Figure content listings
****

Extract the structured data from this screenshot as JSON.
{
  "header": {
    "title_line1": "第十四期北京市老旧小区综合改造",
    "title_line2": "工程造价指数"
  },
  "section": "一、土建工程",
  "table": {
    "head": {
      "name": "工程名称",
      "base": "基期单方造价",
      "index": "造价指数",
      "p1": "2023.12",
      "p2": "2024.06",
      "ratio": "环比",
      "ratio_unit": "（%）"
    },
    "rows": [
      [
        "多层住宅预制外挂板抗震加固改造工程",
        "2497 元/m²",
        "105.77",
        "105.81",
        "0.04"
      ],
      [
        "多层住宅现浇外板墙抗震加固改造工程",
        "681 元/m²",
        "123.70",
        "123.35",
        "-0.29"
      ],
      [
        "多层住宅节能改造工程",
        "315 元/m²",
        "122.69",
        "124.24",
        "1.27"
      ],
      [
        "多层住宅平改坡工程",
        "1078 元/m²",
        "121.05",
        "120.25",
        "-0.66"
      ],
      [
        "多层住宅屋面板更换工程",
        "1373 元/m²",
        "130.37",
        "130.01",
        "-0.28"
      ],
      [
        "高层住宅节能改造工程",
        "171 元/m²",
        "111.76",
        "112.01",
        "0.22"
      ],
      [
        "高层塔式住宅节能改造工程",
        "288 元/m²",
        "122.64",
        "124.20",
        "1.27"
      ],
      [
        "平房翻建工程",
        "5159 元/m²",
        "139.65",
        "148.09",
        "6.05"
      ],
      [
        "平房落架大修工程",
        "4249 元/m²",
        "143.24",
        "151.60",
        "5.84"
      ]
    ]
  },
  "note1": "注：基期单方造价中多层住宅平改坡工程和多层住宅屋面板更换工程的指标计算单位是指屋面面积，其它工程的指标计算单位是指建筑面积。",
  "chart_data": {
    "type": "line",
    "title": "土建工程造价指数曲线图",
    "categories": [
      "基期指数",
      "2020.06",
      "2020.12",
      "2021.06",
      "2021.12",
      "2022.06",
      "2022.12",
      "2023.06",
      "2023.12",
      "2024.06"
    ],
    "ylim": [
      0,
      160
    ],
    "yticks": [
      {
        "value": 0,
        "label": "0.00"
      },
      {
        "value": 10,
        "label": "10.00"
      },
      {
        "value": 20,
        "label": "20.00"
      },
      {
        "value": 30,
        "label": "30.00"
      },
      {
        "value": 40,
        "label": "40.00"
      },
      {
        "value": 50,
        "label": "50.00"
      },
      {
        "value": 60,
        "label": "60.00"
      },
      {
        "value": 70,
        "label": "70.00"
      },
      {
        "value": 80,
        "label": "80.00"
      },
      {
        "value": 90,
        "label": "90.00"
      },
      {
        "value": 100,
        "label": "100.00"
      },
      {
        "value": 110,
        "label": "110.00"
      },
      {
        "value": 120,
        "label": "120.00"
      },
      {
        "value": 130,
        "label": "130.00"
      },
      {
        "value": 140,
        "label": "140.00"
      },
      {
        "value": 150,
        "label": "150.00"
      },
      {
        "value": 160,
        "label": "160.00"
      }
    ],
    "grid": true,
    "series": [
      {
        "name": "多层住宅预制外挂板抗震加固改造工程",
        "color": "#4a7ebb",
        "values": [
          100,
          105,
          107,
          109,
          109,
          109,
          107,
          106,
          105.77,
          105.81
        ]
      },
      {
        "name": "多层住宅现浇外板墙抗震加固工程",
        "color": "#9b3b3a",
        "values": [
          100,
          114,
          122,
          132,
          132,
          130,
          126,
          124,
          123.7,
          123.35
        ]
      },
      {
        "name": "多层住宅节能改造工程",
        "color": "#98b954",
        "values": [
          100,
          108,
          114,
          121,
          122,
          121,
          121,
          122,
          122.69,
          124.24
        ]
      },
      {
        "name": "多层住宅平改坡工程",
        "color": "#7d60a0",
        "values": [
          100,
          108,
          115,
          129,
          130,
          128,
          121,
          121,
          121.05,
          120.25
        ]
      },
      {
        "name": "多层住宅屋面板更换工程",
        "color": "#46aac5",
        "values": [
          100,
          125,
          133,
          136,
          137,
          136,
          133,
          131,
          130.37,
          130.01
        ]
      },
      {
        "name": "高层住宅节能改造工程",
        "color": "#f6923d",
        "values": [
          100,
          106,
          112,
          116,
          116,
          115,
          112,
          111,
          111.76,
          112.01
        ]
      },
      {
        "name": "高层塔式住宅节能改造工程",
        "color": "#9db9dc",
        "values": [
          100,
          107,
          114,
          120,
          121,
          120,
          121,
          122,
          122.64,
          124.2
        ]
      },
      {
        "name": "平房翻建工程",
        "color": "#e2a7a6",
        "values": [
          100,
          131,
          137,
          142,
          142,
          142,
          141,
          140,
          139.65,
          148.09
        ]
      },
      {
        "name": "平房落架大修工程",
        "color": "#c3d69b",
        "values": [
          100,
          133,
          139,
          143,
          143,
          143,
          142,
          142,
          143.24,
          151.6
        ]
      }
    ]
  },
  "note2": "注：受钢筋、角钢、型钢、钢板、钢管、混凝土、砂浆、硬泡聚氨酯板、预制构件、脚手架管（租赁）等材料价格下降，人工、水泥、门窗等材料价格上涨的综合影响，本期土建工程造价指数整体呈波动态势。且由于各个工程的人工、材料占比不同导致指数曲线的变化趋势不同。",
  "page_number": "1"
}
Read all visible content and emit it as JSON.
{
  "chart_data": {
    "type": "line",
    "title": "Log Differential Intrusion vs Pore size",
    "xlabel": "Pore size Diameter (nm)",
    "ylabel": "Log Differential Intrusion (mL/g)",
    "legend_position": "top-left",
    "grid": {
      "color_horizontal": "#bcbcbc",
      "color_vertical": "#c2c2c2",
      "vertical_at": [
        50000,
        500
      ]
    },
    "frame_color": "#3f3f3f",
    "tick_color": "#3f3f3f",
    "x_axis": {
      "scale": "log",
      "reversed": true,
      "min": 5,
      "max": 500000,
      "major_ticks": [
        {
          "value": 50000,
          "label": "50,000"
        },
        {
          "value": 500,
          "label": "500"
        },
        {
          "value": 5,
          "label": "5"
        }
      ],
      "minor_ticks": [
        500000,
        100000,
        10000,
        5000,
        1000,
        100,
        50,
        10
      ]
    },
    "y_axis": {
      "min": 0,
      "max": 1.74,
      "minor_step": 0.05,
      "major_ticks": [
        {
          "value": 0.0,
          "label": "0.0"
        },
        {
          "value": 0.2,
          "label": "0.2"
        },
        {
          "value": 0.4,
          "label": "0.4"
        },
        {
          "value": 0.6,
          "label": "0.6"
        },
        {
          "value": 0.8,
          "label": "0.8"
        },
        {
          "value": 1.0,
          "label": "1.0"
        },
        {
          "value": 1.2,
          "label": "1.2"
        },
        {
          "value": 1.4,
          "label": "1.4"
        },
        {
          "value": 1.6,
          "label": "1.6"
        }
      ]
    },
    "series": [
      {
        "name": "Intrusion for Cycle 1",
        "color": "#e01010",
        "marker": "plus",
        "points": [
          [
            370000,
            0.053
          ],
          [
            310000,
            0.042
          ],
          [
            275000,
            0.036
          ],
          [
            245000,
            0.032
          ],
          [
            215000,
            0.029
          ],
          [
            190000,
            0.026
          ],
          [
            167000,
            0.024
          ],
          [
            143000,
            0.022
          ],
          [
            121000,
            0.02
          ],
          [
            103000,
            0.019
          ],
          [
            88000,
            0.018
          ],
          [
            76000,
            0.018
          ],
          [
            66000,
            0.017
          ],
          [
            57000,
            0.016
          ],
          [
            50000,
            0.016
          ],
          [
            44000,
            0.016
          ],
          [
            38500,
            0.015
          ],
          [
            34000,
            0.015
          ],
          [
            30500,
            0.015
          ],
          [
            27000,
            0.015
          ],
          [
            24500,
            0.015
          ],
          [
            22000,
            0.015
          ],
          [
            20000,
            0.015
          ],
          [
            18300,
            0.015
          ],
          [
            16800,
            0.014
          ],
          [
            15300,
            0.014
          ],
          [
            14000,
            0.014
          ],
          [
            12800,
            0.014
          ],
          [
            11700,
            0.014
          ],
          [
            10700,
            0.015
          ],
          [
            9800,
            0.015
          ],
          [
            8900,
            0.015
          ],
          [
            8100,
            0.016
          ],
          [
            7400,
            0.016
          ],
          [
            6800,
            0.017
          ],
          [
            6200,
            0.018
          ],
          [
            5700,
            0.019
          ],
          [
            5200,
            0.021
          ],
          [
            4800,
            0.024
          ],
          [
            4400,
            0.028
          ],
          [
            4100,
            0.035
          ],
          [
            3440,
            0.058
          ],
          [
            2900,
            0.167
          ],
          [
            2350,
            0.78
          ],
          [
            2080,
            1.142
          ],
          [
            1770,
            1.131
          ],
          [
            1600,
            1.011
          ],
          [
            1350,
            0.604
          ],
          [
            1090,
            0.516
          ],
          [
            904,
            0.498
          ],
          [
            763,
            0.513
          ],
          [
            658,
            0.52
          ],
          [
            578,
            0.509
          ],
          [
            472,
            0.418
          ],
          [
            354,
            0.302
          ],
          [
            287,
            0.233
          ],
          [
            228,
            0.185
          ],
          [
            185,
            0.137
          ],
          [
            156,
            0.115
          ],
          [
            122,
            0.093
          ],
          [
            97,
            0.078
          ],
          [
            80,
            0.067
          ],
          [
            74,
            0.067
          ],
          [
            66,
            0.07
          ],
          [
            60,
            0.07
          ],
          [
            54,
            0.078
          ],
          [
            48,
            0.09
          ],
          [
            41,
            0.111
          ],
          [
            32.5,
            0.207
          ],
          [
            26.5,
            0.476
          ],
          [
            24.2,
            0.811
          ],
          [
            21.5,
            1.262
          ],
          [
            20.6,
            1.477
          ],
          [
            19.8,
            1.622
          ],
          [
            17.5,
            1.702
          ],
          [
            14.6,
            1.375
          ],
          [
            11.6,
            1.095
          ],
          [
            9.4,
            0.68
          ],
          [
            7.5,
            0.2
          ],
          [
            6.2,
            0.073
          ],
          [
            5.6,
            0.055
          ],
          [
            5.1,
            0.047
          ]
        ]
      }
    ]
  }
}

****

What is asked
Reproduce each line of the material containing the word "Intrusion".

Complete response
    "title": "Log Differential Intrusion vs Pore size",
    "ylabel": "Log Differential Intrusion (mL/g)",
        "name": "Intrusion for Cycle 1",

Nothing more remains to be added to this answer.